Task statement: Repeat the listing that follows, character for character, minus the pictures.

Data shown:
--------------------------------------------------
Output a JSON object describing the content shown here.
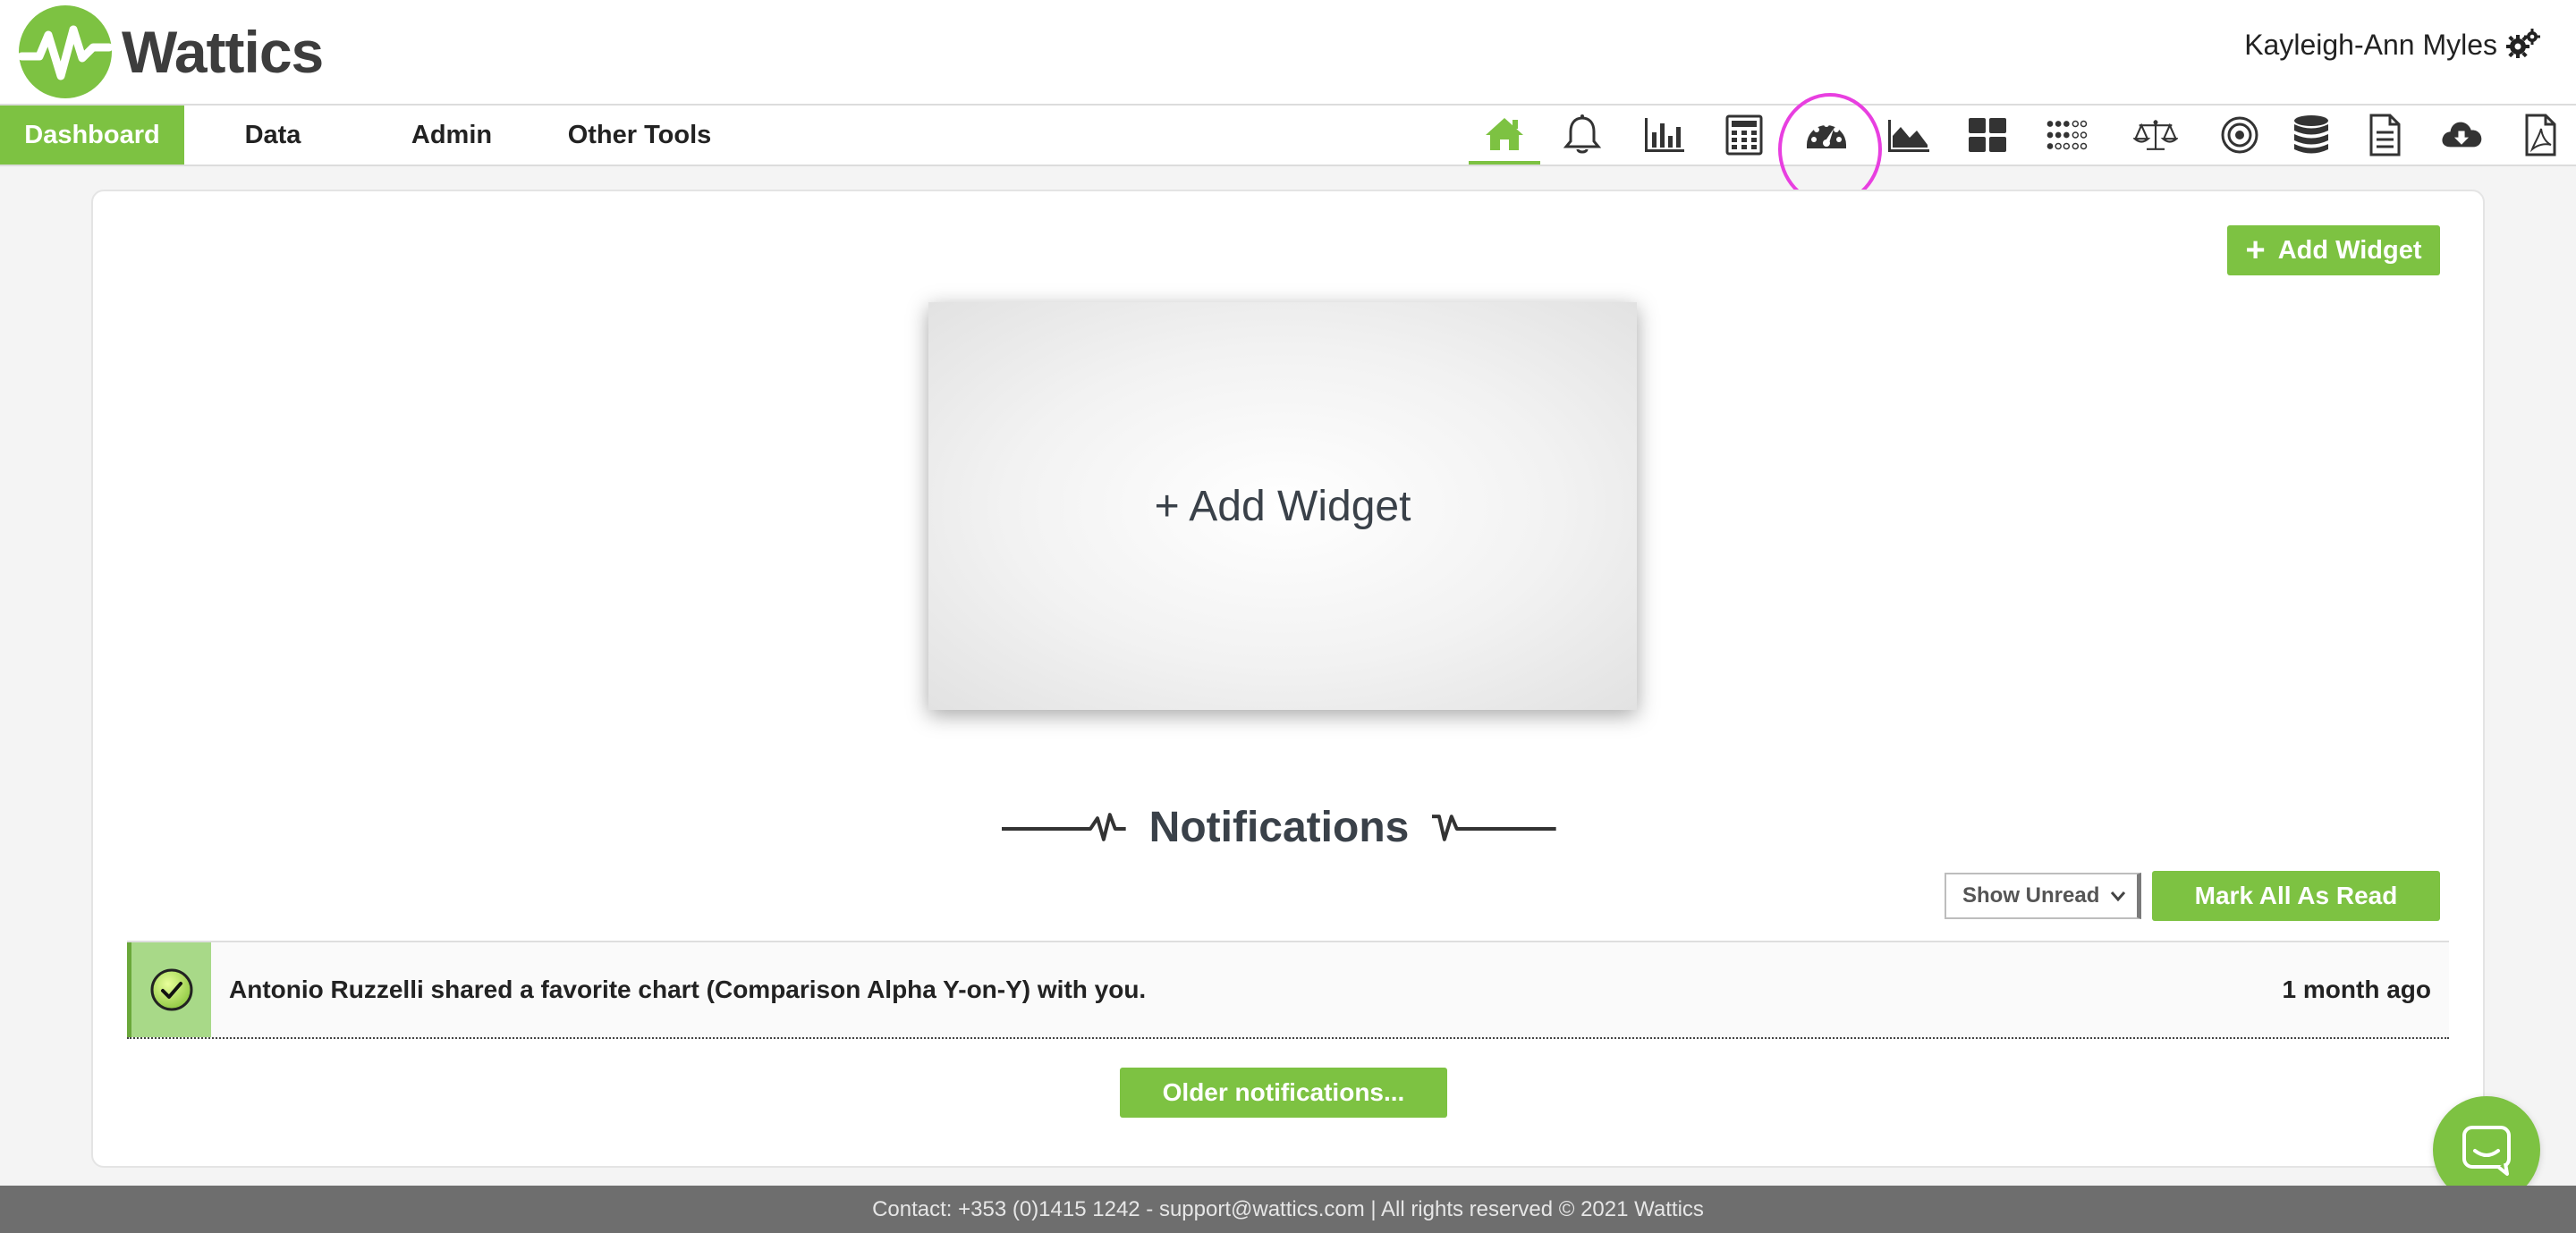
{
  "header": {
    "brand": "Wattics",
    "user_name": "Kayleigh-Ann Myles",
    "user_icon": "gears-icon"
  },
  "nav": {
    "tabs": [
      {
        "label": "Dashboard",
        "active": true
      },
      {
        "label": "Data",
        "active": false
      },
      {
        "label": "Admin",
        "active": false
      },
      {
        "label": "Other Tools",
        "active": false
      }
    ],
    "icons": [
      {
        "name": "home-icon",
        "active": true
      },
      {
        "name": "bell-icon",
        "active": false
      },
      {
        "name": "bar-chart-icon",
        "active": false
      },
      {
        "name": "calculator-icon",
        "active": false
      },
      {
        "name": "dashboard-gauge-icon",
        "active": false,
        "highlighted": true
      },
      {
        "name": "area-chart-icon",
        "active": false
      },
      {
        "name": "grid-icon",
        "active": false
      },
      {
        "name": "dots-grid-icon",
        "active": false
      },
      {
        "name": "balance-scale-icon",
        "active": false
      },
      {
        "name": "target-icon",
        "active": false
      },
      {
        "name": "database-icon",
        "active": false
      },
      {
        "name": "document-icon",
        "active": false
      },
      {
        "name": "cloud-download-icon",
        "active": false
      },
      {
        "name": "pdf-icon",
        "active": false
      }
    ]
  },
  "main": {
    "add_widget_button": "Add Widget",
    "add_widget_plus": "+",
    "widget_placeholder_label": "+ Add Widget"
  },
  "notifications": {
    "heading": "Notifications",
    "filter_selected": "Show Unread",
    "mark_all_label": "Mark All As Read",
    "items": [
      {
        "message": "Antonio Ruzzelli shared a favorite chart (Comparison Alpha Y-on-Y) with you.",
        "time": "1 month ago",
        "status": "read-check"
      }
    ],
    "older_label": "Older notifications..."
  },
  "footer": {
    "text": "Contact: +353 (0)1415 1242 - support@wattics.com | All rights reserved © 2021 Wattics"
  },
  "colors": {
    "accent": "#7dc242",
    "annotation": "#e83fe0",
    "footer_bg": "#6e6e6e",
    "text_dark": "#3a4149"
  }
}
--------------------------------------------------
Correct answer:
Output a JSON object describing the content shown here.
{
  "header": {
    "brand": "Wattics",
    "user_name": "Kayleigh-Ann Myles",
    "user_icon": "gears-icon"
  },
  "nav": {
    "tabs": [
      {
        "label": "Dashboard",
        "active": true
      },
      {
        "label": "Data",
        "active": false
      },
      {
        "label": "Admin",
        "active": false
      },
      {
        "label": "Other Tools",
        "active": false
      }
    ],
    "icons": [
      {
        "name": "home-icon",
        "active": true
      },
      {
        "name": "bell-icon",
        "active": false
      },
      {
        "name": "bar-chart-icon",
        "active": false
      },
      {
        "name": "calculator-icon",
        "active": false
      },
      {
        "name": "dashboard-gauge-icon",
        "active": false,
        "highlighted": true
      },
      {
        "name": "area-chart-icon",
        "active": false
      },
      {
        "name": "grid-icon",
        "active": false
      },
      {
        "name": "dots-grid-icon",
        "active": false
      },
      {
        "name": "balance-scale-icon",
        "active": false
      },
      {
        "name": "target-icon",
        "active": false
      },
      {
        "name": "database-icon",
        "active": false
      },
      {
        "name": "document-icon",
        "active": false
      },
      {
        "name": "cloud-download-icon",
        "active": false
      },
      {
        "name": "pdf-icon",
        "active": false
      }
    ]
  },
  "main": {
    "add_widget_button": "Add Widget",
    "add_widget_plus": "+",
    "widget_placeholder_label": "+ Add Widget"
  },
  "notifications": {
    "heading": "Notifications",
    "filter_selected": "Show Unread",
    "mark_all_label": "Mark All As Read",
    "items": [
      {
        "message": "Antonio Ruzzelli shared a favorite chart (Comparison Alpha Y-on-Y) with you.",
        "time": "1 month ago",
        "status": "read-check"
      }
    ],
    "older_label": "Older notifications..."
  },
  "footer": {
    "text": "Contact: +353 (0)1415 1242 - support@wattics.com | All rights reserved © 2021 Wattics"
  },
  "colors": {
    "accent": "#7dc242",
    "annotation": "#e83fe0",
    "footer_bg": "#6e6e6e",
    "text_dark": "#3a4149"
  }
}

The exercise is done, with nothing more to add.